[Source records]

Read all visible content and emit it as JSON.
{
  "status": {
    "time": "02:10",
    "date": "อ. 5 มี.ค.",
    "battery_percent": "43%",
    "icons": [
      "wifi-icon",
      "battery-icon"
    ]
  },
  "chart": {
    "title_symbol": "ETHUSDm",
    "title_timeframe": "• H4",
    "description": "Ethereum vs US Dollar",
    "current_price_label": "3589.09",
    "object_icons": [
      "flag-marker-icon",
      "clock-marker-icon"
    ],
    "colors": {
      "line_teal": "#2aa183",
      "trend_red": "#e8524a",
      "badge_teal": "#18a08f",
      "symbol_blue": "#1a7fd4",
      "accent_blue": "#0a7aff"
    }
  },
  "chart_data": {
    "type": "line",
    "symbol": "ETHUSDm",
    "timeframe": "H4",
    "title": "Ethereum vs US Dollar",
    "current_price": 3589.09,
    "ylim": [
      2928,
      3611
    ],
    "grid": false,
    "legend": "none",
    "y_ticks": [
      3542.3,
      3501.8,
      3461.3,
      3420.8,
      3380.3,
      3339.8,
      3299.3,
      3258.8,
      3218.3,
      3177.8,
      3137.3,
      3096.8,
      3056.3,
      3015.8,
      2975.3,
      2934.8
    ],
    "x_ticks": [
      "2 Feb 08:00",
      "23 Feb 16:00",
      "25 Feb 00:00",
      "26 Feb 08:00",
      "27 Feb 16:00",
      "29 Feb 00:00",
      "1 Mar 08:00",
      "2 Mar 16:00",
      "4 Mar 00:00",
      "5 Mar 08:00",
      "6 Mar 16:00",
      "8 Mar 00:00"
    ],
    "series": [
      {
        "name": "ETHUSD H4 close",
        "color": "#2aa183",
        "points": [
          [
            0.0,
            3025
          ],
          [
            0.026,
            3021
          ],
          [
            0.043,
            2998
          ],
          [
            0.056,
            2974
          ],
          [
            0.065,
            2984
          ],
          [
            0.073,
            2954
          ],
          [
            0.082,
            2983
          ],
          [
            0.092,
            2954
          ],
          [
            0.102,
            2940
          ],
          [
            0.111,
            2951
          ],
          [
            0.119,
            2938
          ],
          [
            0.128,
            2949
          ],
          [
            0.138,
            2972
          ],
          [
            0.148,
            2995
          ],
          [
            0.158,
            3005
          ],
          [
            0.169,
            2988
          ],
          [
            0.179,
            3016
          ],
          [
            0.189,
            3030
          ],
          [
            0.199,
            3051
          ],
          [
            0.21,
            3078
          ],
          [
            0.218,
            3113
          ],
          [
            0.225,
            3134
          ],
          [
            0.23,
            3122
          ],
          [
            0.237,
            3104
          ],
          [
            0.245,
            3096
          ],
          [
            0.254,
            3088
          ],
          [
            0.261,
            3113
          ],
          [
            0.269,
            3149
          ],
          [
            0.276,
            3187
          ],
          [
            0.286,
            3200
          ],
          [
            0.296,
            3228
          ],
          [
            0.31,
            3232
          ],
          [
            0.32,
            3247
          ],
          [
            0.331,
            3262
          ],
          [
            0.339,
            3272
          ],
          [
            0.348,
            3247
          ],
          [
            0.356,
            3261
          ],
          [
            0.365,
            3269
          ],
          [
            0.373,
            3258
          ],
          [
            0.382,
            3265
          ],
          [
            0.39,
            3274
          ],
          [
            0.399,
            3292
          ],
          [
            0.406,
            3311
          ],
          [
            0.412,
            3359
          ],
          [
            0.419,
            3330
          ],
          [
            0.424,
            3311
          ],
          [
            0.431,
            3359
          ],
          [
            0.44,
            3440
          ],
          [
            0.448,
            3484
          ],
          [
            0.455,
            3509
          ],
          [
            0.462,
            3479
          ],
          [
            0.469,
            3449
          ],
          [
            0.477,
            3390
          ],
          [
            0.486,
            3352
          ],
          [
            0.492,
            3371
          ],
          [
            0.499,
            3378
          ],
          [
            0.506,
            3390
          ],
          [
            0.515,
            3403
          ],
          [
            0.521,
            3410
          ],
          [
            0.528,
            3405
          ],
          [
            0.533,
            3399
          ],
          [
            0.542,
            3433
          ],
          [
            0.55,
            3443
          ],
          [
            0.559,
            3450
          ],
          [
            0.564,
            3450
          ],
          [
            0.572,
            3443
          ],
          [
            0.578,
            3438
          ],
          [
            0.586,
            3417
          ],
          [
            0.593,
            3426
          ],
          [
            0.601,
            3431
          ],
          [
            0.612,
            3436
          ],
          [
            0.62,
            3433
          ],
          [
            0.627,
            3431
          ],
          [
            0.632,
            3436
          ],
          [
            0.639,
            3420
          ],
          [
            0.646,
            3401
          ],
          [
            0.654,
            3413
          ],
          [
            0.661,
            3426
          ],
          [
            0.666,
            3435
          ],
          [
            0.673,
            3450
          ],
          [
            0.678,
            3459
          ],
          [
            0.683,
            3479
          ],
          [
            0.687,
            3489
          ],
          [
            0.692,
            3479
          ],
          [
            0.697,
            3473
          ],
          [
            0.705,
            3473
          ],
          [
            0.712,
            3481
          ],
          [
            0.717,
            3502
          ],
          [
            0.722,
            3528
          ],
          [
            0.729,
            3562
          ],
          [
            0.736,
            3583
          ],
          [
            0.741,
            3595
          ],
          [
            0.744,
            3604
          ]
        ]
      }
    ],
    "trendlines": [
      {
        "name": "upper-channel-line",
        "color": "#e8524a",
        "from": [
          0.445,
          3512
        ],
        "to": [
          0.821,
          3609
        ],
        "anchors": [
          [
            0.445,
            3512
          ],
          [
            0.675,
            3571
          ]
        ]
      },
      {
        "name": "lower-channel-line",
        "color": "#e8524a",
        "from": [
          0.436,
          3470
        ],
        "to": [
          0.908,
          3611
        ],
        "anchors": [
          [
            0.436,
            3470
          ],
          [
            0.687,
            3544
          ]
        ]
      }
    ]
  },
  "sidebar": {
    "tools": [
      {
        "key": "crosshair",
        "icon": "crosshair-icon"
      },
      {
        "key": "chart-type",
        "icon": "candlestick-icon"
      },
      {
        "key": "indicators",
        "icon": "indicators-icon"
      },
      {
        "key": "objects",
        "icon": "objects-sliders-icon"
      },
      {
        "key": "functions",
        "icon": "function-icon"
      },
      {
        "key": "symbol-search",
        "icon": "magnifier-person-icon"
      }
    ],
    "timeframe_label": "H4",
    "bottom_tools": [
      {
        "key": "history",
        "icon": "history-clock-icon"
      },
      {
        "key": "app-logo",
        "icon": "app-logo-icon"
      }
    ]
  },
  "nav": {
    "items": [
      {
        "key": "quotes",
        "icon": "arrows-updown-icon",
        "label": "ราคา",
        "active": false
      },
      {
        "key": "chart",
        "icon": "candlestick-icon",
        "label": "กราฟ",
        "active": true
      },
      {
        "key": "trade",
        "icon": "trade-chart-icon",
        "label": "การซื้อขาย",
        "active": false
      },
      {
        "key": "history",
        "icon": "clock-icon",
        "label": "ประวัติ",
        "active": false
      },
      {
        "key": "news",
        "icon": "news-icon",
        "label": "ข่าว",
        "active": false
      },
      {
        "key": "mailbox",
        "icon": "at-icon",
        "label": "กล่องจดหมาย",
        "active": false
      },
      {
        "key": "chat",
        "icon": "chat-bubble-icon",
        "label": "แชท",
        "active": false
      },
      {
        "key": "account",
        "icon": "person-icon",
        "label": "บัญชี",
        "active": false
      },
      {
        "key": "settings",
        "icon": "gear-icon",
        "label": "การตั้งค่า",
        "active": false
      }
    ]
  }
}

TASK GOAL: Provide only the count of lines in the data above that include the string "channel".

FINISHED ANSWER: 2